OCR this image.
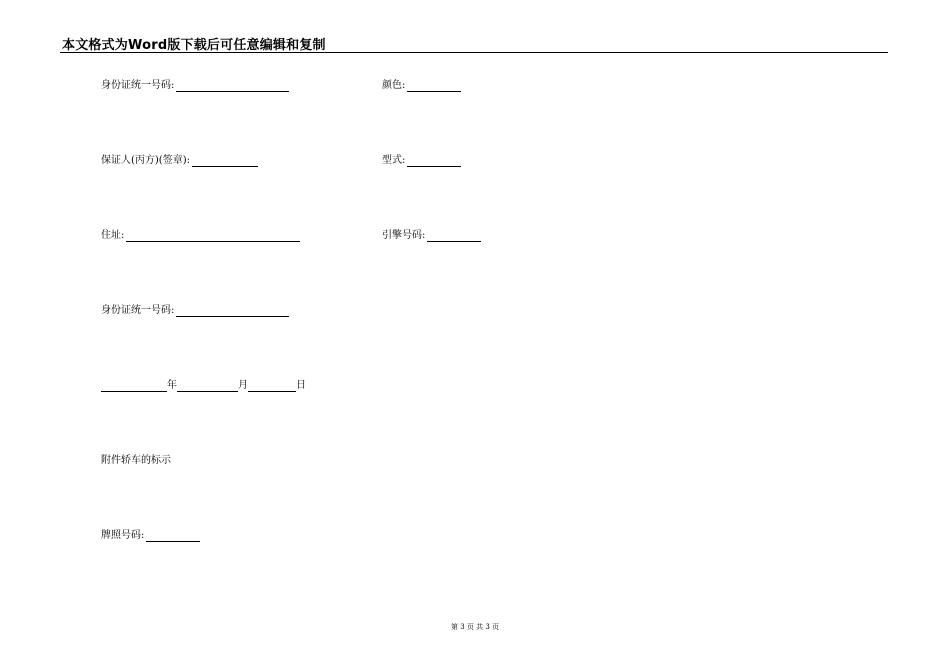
本文格式为Word版下载后可任意编辑和复制
身份证统一号码:	颜色:
保证人(丙方)(签章):	型式:
住址:	引擎号码:
身份证统一号码:
年	月	日
附件轿车的标示
牌照号码:
第 3 页 共 3 页
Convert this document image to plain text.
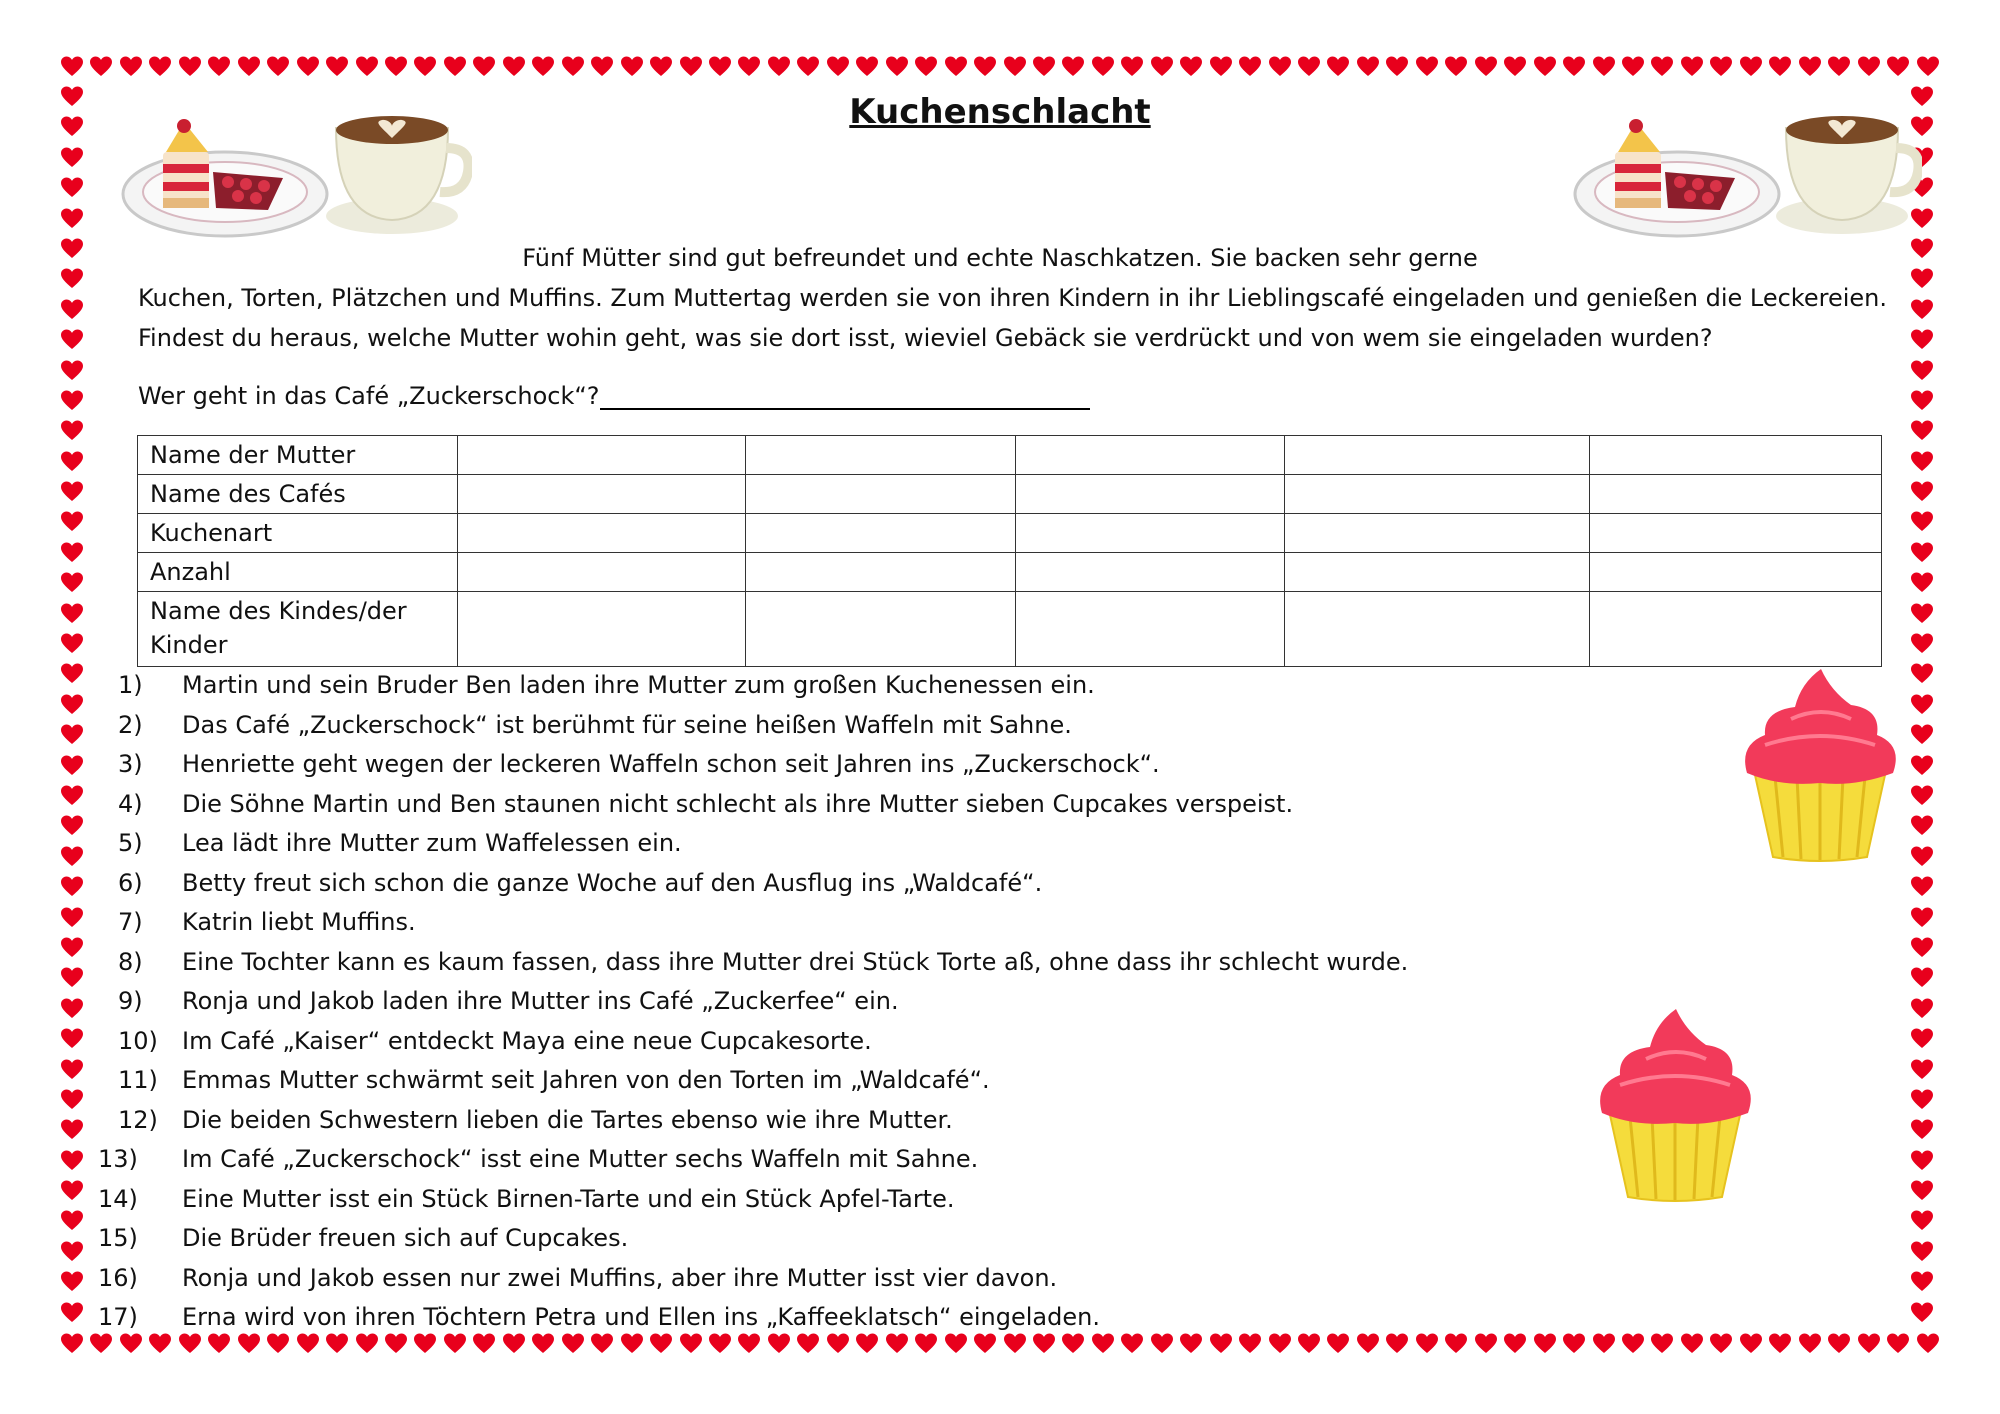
Kuchenschlacht
Fünf Mütter sind gut befreundet und echte Naschkatzen. Sie backen sehr gerne
Kuchen, Torten, Plätzchen und Muffins. Zum Muttertag werden sie von ihren Kindern in ihr Lieblingscafé eingeladen und genießen die Leckereien.
Findest du heraus, welche Mutter wohin geht, was sie dort isst, wieviel Gebäck sie verdrückt und von wem sie eingeladen wurden?
Wer geht in das Café „Zuckerschock“?
Name der Mutter					
Name des Cafés					
Kuchenart					
Anzahl					
Name des Kindes/der Kinder					
1)	Martin und sein Bruder Ben laden ihre Mutter zum großen Kuchenessen ein.
2)	Das Café „Zuckerschock“ ist berühmt für seine heißen Waffeln mit Sahne.
3)	Henriette geht wegen der leckeren Waffeln schon seit Jahren ins „Zuckerschock“.
4)	Die Söhne Martin und Ben staunen nicht schlecht als ihre Mutter sieben Cupcakes verspeist.
5)	Lea lädt ihre Mutter zum Waffelessen ein.
6)	Betty freut sich schon die ganze Woche auf den Ausflug ins „Waldcafé“.
7)	Katrin liebt Muffins.
8)	Eine Tochter kann es kaum fassen, dass ihre Mutter drei Stück Torte aß, ohne dass ihr schlecht wurde.
9)	Ronja und Jakob laden ihre Mutter ins Café „Zuckerfee“ ein.
10)	Im Café „Kaiser“ entdeckt Maya eine neue Cupcakesorte.
11)	Emmas Mutter schwärmt seit Jahren von den Torten im „Waldcafé“.
12)	Die beiden Schwestern lieben die Tartes ebenso wie ihre Mutter.
13)	Im Café „Zuckerschock“ isst eine Mutter sechs Waffeln mit Sahne.
14)	Eine Mutter isst ein Stück Birnen-Tarte und ein Stück Apfel-Tarte.
15)	Die Brüder freuen sich auf Cupcakes.
16)	Ronja und Jakob essen nur zwei Muffins, aber ihre Mutter isst vier davon.
17)	Erna wird von ihren Töchtern Petra und Ellen ins „Kaffeeklatsch“ eingeladen.
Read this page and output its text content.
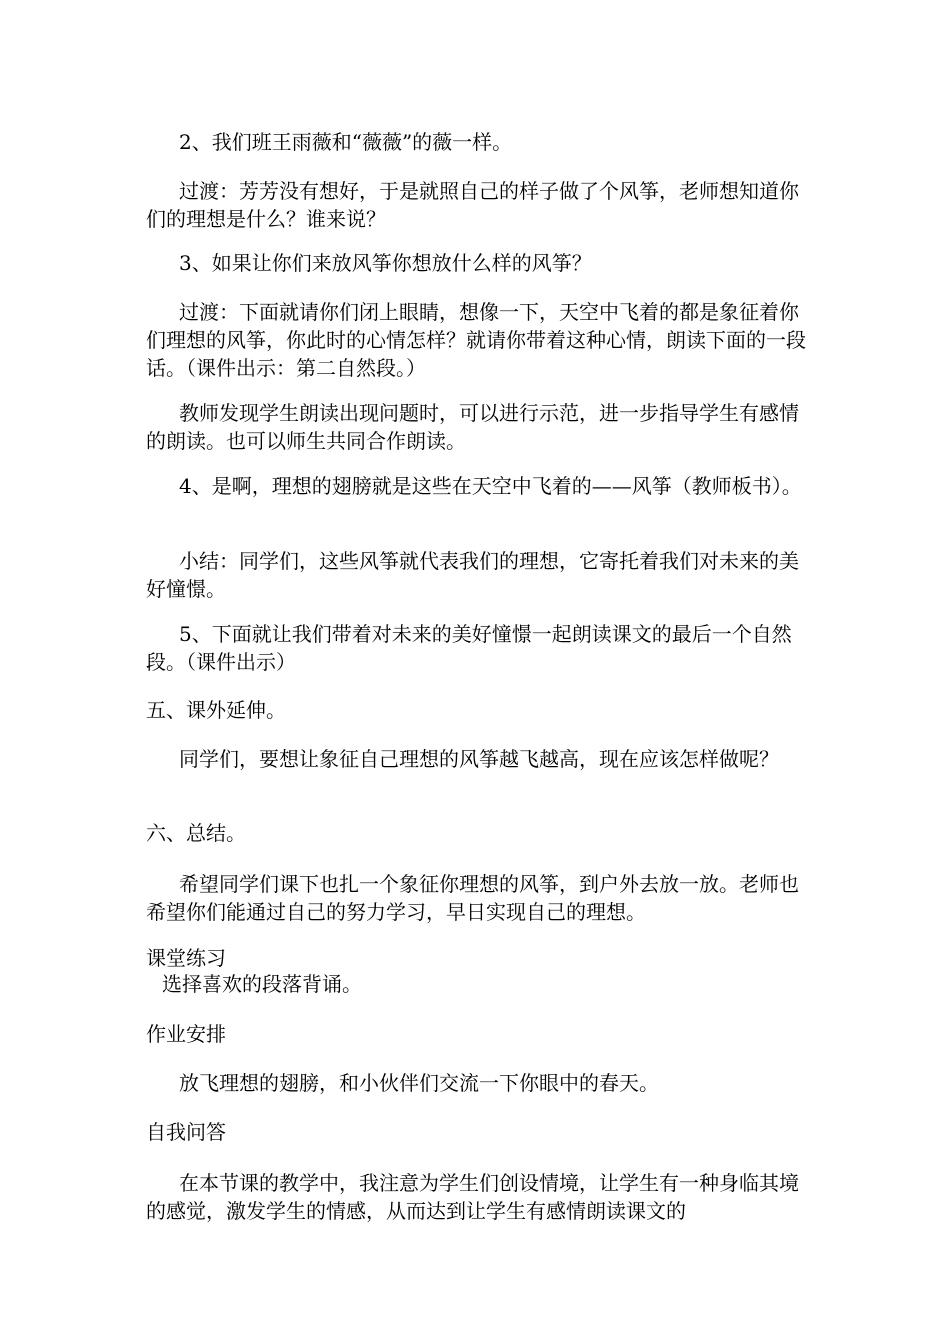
2、我们班王雨薇和“薇薇”的薇一样。

过渡：芳芳没有想好，于是就照自己的样子做了个风筝，老师想知道你们的理想是什么？谁来说？

3、如果让你们来放风筝你想放什么样的风筝？

过渡：下面就请你们闭上眼睛，想像一下，天空中飞着的都是象征着你们理想的风筝，你此时的心情怎样？就请你带着这种心情，朗读下面的一段话。（课件出示：第二自然段。）

教师发现学生朗读出现问题时，可以进行示范，进一步指导学生有感情的朗读。也可以师生共同合作朗读。

4、是啊，理想的翅膀就是这些在天空中飞着的——风筝（教师板书）。

小结：同学们，这些风筝就代表我们的理想，它寄托着我们对未来的美好憧憬。

5、下面就让我们带着对未来的美好憧憬一起朗读课文的最后一个自然段。（课件出示）

五、课外延伸。

同学们，要想让象征自己理想的风筝越飞越高，现在应该怎样做呢？

六、总结。

希望同学们课下也扎一个象征你理想的风筝，到户外去放一放。老师也希望你们能通过自己的努力学习，早日实现自己的理想。

课堂练习

选择喜欢的段落背诵。

作业安排

放飞理想的翅膀，和小伙伴们交流一下你眼中的春天。

自我问答

在本节课的教学中，我注意为学生们创设情境，让学生有一种身临其境的感觉，激发学生的情感，从而达到让学生有感情朗读课文的
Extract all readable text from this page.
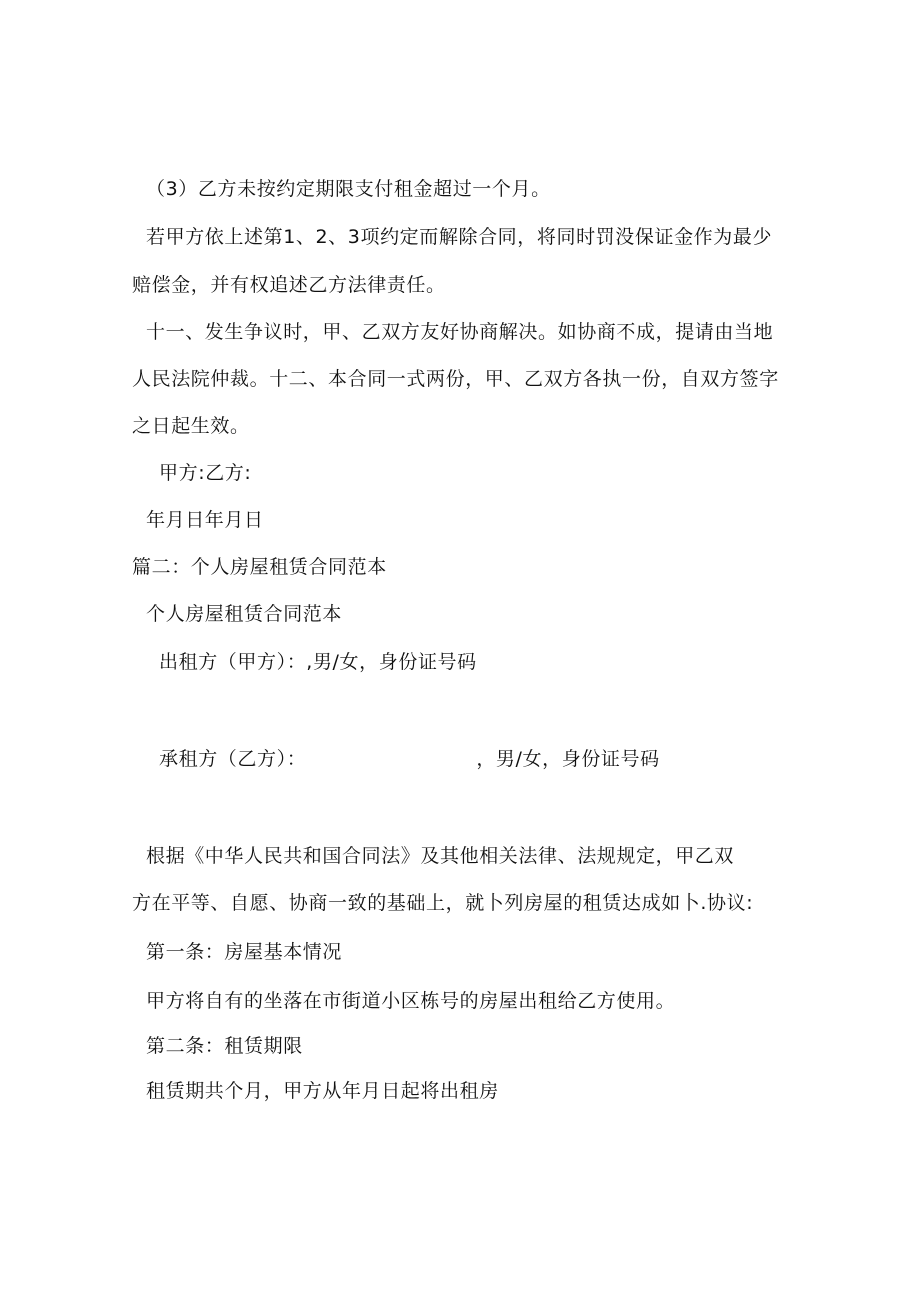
（3）乙方未按约定期限支付租金超过一个月。
若甲方依上述第1、2、3项约定而解除合同，将同时罚没保证金作为最少
赔偿金，并有权追述乙方法律责任。
十一、发生争议时，甲、乙双方友好协商解决。如协商不成，提请由当地
人民法院仲裁。十二、本合同一式两份，甲、乙双方各执一份，自双方签字
之日起生效。
甲方:乙方:
年月日年月日
篇二：个人房屋租赁合同范本
个人房屋租赁合同范本
出租方（甲方）：,男/女，身份证号码
承租方（乙方）：	，男/女，身份证号码
根据《中华人民共和国合同法》及其他相关法律、法规规定，甲乙双
方在平等、自愿、协商一致的基础上，就卜列房屋的租赁达成如卜.协议:
第一条：房屋基本情况
甲方将自有的坐落在市街道小区栋号的房屋出租给乙方使用。
第二条：租赁期限
租赁期共个月，甲方从年月日起将出租房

▸ DIRECTIVE:
Pick out and copy every line that contains the word "seit".

▸ RIGHT ANSWER:
3)	Henriette geht wegen der leckeren Waffeln schon seit Jahren ins „Zuckerschock“.
11)	Emmas Mutter schwärmt seit Jahren von den Torten im „Waldcafé“.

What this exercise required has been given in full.